** DATA TO PROCESS **
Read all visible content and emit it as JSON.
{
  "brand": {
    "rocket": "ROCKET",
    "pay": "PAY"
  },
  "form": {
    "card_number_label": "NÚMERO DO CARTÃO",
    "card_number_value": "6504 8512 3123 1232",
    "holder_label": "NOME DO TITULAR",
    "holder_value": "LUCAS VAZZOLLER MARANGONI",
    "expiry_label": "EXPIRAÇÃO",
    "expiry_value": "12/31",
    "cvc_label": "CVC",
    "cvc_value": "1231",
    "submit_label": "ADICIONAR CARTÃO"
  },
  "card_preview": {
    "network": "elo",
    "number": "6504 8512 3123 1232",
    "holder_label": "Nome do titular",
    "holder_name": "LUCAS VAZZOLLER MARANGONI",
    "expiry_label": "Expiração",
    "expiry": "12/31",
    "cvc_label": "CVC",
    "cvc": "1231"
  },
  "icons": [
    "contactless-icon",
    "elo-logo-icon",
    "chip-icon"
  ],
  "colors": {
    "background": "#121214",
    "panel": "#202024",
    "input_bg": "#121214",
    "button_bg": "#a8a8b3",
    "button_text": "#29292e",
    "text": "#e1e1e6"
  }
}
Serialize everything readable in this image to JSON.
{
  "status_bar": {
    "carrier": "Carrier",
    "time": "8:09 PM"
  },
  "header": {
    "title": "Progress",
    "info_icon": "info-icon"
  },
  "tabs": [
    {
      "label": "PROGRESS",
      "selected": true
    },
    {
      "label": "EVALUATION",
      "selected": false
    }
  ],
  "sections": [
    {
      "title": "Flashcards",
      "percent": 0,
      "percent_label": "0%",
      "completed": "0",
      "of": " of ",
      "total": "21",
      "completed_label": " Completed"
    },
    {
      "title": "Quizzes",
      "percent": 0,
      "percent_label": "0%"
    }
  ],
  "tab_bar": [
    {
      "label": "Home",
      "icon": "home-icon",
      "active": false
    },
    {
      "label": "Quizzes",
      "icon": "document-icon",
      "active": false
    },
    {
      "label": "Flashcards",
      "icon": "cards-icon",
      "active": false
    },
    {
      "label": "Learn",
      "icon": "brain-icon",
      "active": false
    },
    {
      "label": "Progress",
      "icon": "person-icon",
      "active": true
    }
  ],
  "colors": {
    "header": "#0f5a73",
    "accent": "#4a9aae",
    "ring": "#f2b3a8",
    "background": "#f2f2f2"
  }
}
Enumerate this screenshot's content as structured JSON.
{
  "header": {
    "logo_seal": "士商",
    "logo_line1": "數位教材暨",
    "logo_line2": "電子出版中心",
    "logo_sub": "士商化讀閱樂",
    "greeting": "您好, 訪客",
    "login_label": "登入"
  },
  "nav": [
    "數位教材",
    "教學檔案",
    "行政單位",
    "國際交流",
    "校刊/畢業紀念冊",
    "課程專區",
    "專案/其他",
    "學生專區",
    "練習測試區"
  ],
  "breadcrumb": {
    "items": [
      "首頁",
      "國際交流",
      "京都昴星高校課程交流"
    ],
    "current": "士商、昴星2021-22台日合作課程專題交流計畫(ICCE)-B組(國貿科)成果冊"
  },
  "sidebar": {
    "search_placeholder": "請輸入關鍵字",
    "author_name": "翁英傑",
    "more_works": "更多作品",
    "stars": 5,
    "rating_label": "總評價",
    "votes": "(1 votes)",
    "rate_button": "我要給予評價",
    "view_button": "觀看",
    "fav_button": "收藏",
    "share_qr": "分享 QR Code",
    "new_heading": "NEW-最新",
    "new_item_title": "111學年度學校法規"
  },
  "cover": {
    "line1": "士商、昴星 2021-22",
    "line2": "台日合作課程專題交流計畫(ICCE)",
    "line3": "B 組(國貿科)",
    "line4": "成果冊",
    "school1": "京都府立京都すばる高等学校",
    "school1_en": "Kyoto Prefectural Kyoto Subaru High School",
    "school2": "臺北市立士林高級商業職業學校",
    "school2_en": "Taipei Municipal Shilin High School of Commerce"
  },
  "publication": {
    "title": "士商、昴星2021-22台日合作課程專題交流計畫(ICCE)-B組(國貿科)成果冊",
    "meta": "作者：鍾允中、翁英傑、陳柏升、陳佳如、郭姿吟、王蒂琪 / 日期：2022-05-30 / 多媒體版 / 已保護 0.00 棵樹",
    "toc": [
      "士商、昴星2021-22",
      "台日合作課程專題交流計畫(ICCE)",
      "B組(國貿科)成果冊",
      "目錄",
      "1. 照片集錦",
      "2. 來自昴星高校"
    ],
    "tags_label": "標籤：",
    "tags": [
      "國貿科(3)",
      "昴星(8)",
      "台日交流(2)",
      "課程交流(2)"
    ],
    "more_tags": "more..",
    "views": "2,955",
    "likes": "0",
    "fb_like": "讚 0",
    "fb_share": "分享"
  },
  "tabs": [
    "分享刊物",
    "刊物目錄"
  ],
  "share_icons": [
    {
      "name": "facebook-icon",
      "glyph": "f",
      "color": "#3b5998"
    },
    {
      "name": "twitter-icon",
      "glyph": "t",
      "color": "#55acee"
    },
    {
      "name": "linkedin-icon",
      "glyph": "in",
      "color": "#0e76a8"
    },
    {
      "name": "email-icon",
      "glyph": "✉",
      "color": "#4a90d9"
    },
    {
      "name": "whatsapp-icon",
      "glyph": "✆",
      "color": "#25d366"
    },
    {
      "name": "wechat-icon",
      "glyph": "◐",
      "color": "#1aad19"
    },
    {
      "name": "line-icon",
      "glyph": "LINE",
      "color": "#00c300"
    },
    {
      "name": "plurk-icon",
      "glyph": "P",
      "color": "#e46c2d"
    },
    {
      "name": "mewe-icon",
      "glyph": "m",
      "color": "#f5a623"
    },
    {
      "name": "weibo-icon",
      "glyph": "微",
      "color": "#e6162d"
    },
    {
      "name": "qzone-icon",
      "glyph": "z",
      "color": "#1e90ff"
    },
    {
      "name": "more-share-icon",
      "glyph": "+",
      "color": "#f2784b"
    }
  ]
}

** EXERCISE REQUIREMENTS **
Tally the lines holding the string "High" and give only the count.

** FINISHED TASK **
2